**Consigne**
Recopiez à l'identique les lignes des données situées entre celle qui contient « power-toggle[interactable] bbox=[507, 215, 538, 229] » et celle qui contient « device-id-input[interactable] bbox=[1051, 75, 1224, 102] », ces deux lignes comprises.

Relevés des boîtes des éléments d'image
________________

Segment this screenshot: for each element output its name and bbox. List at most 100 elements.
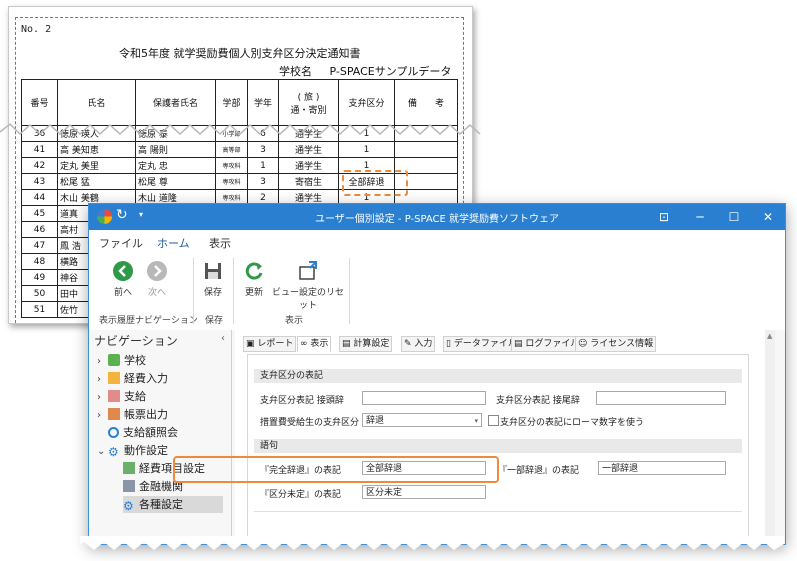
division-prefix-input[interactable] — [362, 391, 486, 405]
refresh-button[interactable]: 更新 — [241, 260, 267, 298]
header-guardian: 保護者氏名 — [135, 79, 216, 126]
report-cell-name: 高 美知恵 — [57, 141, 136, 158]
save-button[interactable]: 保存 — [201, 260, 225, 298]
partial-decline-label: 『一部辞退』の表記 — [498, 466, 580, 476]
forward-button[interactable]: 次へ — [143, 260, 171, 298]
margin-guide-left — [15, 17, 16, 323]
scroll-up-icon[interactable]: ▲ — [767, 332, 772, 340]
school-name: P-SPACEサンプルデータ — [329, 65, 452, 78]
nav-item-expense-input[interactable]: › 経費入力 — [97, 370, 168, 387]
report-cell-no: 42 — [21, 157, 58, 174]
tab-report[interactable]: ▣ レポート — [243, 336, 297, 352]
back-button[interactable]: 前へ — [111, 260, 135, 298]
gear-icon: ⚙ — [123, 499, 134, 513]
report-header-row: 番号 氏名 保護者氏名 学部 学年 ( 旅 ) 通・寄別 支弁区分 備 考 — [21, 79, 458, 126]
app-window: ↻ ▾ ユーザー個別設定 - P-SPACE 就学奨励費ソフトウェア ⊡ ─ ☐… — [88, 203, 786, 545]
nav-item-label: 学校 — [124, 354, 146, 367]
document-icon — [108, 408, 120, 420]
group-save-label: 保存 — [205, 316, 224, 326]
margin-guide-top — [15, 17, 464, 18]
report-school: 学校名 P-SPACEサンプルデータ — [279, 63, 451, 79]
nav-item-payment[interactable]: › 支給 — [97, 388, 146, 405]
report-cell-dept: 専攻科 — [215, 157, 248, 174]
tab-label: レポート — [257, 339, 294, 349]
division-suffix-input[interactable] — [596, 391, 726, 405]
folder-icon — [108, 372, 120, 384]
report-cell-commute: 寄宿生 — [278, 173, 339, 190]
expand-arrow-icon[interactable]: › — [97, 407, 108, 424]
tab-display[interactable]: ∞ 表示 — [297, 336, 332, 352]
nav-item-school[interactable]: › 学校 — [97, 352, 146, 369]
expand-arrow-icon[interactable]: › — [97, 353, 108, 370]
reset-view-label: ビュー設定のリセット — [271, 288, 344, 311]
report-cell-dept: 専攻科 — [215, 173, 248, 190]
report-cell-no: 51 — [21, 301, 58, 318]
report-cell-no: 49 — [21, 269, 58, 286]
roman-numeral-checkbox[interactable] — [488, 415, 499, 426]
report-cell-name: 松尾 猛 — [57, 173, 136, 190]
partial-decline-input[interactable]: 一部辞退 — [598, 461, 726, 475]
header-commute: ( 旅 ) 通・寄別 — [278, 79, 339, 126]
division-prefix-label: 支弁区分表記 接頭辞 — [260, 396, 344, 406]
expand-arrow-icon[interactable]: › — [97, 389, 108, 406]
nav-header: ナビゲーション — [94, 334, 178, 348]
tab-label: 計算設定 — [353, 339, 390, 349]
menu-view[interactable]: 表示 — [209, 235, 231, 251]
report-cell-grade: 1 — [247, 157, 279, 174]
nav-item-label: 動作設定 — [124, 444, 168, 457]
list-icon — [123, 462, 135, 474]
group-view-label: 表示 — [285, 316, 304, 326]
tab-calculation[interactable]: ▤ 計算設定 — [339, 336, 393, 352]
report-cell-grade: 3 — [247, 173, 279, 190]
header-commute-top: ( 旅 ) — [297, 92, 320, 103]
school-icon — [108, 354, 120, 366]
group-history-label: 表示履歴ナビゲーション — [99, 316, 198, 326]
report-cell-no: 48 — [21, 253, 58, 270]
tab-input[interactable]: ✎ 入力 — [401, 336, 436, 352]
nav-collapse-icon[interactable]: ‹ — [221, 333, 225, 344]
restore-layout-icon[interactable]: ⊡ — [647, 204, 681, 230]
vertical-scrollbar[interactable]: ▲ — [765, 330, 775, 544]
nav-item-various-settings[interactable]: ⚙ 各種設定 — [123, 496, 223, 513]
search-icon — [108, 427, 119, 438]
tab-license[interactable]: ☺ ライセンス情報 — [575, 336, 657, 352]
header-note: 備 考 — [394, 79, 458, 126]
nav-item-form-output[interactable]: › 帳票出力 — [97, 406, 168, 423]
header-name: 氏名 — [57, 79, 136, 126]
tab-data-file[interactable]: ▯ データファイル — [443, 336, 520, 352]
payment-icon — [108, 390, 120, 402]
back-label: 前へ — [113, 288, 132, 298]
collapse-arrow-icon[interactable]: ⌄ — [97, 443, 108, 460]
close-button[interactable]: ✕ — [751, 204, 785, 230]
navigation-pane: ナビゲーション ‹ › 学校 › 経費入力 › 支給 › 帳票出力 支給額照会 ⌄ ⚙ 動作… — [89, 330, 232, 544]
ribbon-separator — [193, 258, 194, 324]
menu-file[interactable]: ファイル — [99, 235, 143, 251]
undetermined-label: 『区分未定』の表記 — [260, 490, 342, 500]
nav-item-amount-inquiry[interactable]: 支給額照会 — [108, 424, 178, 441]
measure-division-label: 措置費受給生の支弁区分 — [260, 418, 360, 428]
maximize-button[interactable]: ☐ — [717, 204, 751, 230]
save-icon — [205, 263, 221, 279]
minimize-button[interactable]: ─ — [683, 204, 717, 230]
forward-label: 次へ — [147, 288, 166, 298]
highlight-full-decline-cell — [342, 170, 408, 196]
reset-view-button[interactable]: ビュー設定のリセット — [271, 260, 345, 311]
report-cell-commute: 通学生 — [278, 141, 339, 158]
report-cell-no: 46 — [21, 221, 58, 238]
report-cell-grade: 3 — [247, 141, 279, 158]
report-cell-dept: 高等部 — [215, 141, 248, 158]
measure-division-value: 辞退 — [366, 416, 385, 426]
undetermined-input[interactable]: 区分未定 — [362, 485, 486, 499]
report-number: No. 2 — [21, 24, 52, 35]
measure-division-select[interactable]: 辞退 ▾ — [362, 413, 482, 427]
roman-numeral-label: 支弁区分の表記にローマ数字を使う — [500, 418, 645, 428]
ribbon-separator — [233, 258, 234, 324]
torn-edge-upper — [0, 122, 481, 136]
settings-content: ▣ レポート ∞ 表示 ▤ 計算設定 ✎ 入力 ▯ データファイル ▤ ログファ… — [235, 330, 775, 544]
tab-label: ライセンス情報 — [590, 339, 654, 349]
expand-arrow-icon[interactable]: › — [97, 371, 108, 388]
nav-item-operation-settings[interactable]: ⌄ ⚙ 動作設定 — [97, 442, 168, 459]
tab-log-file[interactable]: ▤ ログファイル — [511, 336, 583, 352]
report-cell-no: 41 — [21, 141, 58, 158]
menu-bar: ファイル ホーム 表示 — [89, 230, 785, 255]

________________

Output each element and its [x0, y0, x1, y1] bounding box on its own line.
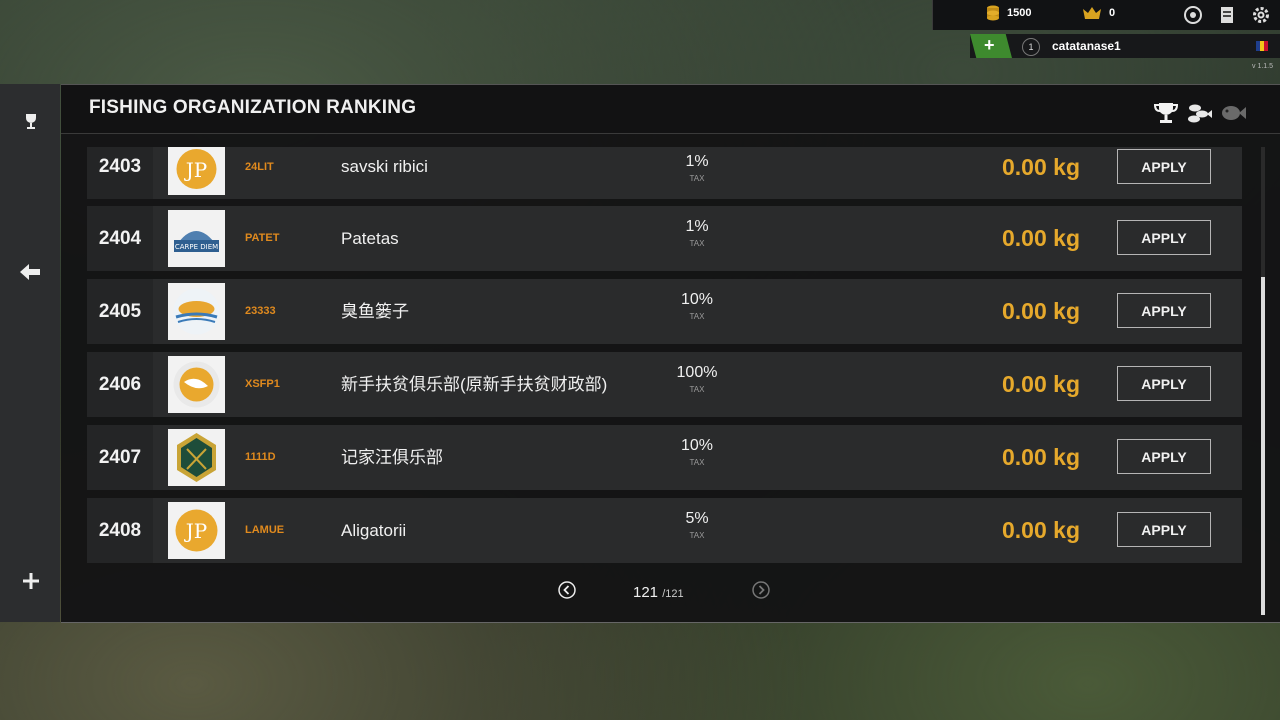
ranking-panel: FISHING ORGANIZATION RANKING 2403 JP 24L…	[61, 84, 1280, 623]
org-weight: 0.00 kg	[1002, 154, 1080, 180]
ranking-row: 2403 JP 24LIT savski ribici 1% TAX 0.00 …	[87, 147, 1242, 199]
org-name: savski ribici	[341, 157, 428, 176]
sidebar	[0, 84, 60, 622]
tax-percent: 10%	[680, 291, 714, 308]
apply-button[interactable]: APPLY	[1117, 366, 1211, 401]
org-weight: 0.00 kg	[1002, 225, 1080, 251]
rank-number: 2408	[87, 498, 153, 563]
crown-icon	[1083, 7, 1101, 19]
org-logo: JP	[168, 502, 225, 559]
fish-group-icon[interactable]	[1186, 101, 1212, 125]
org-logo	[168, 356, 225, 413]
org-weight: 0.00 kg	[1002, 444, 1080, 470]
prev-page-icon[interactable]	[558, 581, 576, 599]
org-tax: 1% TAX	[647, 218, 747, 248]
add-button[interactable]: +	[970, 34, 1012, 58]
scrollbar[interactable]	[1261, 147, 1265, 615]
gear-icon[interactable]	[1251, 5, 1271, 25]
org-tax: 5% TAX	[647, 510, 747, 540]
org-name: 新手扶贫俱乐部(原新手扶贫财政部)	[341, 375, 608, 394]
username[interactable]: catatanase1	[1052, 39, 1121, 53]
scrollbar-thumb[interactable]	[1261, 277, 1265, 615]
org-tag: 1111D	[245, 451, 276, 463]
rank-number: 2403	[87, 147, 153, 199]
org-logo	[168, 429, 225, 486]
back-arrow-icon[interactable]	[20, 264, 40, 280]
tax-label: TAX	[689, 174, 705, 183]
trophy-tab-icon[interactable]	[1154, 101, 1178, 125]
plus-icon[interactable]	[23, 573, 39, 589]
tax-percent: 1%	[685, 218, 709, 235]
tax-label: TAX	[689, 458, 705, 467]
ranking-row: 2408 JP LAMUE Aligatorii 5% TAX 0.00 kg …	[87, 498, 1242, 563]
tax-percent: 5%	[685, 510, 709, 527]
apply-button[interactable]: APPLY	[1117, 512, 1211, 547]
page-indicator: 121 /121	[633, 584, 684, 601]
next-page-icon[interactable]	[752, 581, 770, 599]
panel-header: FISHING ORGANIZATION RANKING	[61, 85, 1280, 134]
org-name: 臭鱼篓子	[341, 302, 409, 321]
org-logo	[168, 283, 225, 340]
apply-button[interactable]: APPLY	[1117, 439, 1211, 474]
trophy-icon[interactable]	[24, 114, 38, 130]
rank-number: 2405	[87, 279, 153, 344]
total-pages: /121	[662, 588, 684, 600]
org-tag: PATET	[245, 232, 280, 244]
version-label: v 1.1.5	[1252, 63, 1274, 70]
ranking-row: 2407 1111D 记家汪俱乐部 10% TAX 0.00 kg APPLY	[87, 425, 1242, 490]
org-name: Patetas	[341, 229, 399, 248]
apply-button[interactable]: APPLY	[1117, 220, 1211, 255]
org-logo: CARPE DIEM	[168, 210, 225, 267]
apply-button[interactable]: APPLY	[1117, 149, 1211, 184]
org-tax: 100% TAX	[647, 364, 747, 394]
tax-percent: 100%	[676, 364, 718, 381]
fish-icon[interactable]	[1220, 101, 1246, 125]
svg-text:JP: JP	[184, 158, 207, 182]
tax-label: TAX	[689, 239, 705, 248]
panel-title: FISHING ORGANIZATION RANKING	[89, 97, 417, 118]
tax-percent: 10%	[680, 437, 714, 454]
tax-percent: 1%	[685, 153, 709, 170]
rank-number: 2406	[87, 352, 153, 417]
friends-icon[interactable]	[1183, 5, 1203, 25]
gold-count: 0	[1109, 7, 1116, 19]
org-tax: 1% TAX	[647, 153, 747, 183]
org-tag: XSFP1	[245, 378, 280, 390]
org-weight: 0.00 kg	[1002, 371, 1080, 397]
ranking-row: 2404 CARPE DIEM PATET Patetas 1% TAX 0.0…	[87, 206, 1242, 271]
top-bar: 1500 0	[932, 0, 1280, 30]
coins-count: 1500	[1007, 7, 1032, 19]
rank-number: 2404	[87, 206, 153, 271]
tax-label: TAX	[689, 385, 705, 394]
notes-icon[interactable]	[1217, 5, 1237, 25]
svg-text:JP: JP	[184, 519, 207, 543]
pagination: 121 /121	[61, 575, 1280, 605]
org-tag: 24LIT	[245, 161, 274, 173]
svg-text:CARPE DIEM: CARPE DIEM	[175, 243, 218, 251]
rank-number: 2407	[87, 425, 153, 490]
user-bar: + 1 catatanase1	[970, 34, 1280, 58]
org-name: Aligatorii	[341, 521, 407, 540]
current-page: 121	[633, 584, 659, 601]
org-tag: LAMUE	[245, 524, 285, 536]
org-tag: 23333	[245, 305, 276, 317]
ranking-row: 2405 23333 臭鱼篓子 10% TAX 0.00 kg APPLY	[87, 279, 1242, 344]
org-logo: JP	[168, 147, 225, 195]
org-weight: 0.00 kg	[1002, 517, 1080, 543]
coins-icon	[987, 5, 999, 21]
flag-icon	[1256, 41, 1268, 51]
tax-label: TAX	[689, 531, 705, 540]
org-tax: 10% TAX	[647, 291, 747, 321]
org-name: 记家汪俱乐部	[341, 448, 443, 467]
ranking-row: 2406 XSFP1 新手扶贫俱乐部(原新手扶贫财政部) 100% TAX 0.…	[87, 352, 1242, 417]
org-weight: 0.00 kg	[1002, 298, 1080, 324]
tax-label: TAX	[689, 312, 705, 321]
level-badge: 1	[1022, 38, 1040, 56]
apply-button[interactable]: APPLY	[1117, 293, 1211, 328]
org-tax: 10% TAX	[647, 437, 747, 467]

________________

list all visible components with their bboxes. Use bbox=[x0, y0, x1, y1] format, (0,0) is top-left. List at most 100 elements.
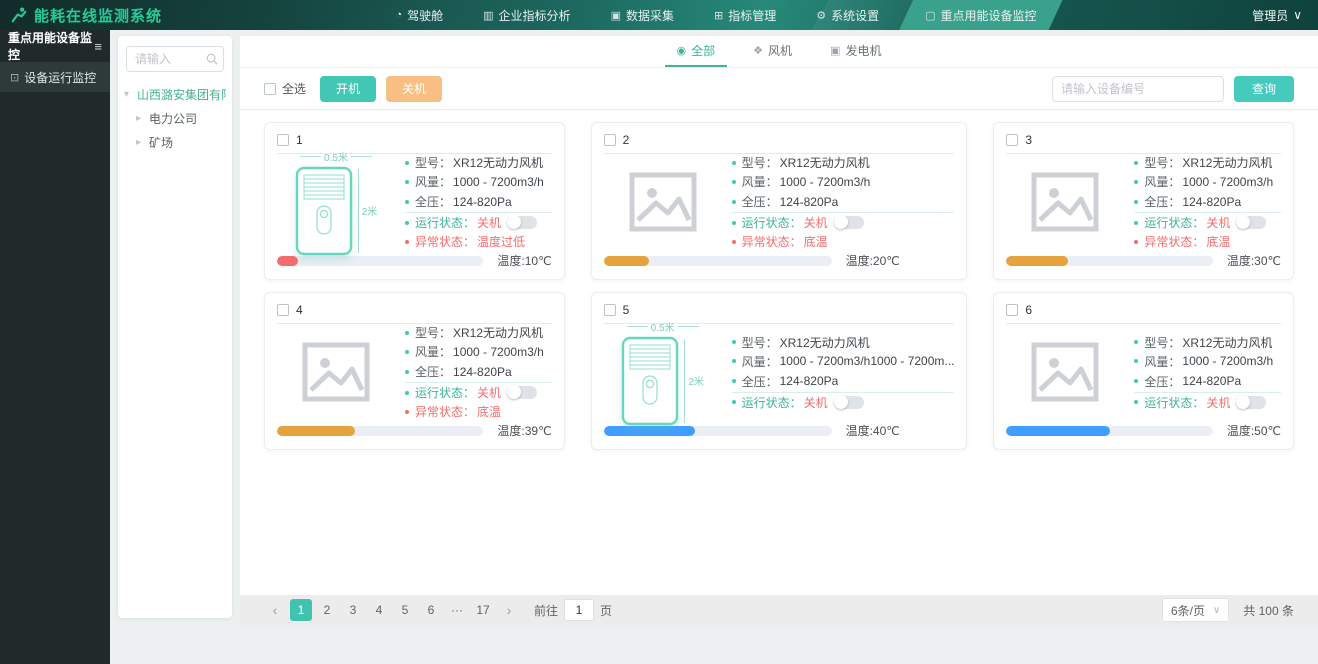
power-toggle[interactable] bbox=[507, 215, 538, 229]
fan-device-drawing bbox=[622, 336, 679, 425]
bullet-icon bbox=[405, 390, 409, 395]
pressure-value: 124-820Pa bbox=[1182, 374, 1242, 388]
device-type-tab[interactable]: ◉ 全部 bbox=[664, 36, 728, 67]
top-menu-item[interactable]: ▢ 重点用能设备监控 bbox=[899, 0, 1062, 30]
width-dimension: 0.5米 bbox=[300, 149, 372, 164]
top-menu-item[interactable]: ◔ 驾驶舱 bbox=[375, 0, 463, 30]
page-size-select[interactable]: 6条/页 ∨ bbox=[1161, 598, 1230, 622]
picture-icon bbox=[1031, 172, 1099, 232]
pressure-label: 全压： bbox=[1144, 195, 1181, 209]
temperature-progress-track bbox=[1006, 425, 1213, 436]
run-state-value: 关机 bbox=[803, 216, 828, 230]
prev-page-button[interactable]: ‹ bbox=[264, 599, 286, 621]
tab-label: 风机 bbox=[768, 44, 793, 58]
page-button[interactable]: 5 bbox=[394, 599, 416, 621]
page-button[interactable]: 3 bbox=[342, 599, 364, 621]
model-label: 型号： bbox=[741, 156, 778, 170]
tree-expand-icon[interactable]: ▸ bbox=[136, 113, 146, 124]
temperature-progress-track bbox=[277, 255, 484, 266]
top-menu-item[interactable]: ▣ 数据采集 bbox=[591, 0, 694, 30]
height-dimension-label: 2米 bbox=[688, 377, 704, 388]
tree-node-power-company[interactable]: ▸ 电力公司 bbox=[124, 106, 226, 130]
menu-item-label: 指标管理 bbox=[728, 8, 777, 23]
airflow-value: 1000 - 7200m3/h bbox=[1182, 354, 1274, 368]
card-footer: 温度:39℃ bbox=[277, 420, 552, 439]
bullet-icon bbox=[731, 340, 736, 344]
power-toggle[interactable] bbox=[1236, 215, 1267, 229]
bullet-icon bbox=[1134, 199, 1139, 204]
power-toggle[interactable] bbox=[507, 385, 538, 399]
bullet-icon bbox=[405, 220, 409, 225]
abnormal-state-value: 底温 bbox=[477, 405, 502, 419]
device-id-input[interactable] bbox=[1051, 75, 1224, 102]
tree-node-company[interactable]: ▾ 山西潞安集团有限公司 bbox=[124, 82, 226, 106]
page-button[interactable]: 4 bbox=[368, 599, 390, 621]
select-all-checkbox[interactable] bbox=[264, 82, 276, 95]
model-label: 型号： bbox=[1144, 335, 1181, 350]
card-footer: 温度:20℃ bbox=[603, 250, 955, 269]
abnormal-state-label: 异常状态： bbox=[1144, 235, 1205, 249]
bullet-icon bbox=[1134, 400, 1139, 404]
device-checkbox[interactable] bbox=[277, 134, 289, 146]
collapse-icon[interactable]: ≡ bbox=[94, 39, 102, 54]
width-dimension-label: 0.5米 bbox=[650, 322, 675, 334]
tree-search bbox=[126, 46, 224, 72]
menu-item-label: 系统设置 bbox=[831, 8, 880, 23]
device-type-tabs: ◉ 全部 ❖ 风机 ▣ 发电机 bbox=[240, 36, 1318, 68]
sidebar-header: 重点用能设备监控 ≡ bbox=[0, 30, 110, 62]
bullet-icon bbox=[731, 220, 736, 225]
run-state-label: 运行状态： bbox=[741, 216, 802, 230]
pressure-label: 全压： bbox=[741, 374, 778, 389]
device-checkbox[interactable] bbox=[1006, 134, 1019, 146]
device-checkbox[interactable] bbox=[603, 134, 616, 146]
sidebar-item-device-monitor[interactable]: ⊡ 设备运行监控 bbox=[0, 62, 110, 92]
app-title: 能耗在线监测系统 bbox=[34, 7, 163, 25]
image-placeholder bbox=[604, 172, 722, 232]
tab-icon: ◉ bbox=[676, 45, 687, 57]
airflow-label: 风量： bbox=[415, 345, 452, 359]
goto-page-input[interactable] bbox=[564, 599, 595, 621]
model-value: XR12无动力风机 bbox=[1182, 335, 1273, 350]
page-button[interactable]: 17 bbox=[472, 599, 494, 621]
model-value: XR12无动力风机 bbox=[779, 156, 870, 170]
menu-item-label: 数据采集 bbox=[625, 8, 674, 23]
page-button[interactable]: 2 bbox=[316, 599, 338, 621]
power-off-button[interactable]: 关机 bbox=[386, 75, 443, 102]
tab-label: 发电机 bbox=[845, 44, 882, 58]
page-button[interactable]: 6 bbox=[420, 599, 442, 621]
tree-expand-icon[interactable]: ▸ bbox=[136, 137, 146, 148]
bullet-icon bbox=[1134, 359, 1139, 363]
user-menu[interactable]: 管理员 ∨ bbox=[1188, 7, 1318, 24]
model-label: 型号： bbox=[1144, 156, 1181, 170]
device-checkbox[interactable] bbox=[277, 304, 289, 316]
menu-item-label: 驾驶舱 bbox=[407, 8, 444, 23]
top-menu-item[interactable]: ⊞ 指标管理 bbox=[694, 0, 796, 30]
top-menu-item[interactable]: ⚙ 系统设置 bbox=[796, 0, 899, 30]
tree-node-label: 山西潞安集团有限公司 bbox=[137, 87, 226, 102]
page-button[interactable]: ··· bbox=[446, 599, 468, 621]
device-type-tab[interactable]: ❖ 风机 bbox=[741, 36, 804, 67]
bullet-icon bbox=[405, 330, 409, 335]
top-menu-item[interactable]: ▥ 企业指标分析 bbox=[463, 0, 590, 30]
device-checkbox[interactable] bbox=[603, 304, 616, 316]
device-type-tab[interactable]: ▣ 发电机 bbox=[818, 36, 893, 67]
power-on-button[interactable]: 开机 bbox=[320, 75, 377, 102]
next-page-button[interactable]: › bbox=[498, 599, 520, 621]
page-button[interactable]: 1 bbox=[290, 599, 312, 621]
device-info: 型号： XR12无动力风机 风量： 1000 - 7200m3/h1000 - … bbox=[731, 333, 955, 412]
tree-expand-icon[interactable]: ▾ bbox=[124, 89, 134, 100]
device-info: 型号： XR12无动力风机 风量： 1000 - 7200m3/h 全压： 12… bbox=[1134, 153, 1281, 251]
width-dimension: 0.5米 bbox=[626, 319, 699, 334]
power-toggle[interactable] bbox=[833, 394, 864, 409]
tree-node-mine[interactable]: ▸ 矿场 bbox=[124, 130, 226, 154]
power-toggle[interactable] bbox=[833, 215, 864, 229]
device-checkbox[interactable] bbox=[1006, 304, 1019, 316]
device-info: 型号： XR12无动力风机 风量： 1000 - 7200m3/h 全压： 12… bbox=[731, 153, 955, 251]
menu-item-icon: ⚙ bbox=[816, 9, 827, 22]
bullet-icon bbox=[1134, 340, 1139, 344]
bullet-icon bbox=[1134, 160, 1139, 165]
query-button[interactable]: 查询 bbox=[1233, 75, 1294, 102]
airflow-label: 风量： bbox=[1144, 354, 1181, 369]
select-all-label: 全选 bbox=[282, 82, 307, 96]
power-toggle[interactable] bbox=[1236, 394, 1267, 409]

________________

**Réponse correcte**
power-toggle[interactable] bbox=[507, 215, 538, 229]
fan-device-drawing bbox=[622, 336, 679, 425]
bullet-icon bbox=[405, 390, 409, 395]
pressure-value: 124-820Pa bbox=[1182, 374, 1242, 388]
device-type-tab[interactable]: ◉ 全部 bbox=[664, 36, 728, 67]
top-menu-item[interactable]: ▢ 重点用能设备监控 bbox=[899, 0, 1062, 30]
width-dimension: 0.5米 bbox=[300, 149, 372, 164]
top-menu-item[interactable]: ◔ 驾驶舱 bbox=[375, 0, 463, 30]
page-size-select[interactable]: 6条/页 ∨ bbox=[1161, 598, 1230, 622]
picture-icon bbox=[1031, 172, 1099, 232]
pressure-label: 全压： bbox=[1144, 195, 1181, 209]
temperature-progress-track bbox=[1006, 425, 1213, 436]
run-state-value: 关机 bbox=[803, 216, 828, 230]
prev-page-button[interactable]: ‹ bbox=[264, 599, 286, 621]
tab-label: 风机 bbox=[768, 44, 793, 58]
page-button[interactable]: 5 bbox=[394, 599, 416, 621]
page-button[interactable]: 3 bbox=[342, 599, 364, 621]
model-label: 型号： bbox=[741, 156, 778, 170]
tree-expand-icon[interactable]: ▸ bbox=[136, 113, 146, 124]
temperature-progress-track bbox=[277, 255, 484, 266]
top-menu-item[interactable]: ▣ 数据采集 bbox=[591, 0, 694, 30]
height-dimension-label: 2米 bbox=[688, 377, 704, 388]
tree-node-power-company[interactable]: ▸ 电力公司 bbox=[124, 106, 226, 130]
menu-item-label: 指标管理 bbox=[728, 8, 777, 23]
airflow-value: 1000 - 7200m3/h bbox=[1182, 354, 1274, 368]
card-footer: 温度:39℃ bbox=[277, 420, 552, 439]
bullet-icon bbox=[731, 340, 736, 344]
power-toggle[interactable] bbox=[1236, 215, 1267, 229]
bullet-icon bbox=[1134, 199, 1139, 204]
power-toggle[interactable] bbox=[507, 385, 538, 399]
bullet-icon bbox=[405, 220, 409, 225]
abnormal-state-value: 底温 bbox=[477, 405, 502, 419]
device-id-input[interactable] bbox=[1051, 75, 1224, 102]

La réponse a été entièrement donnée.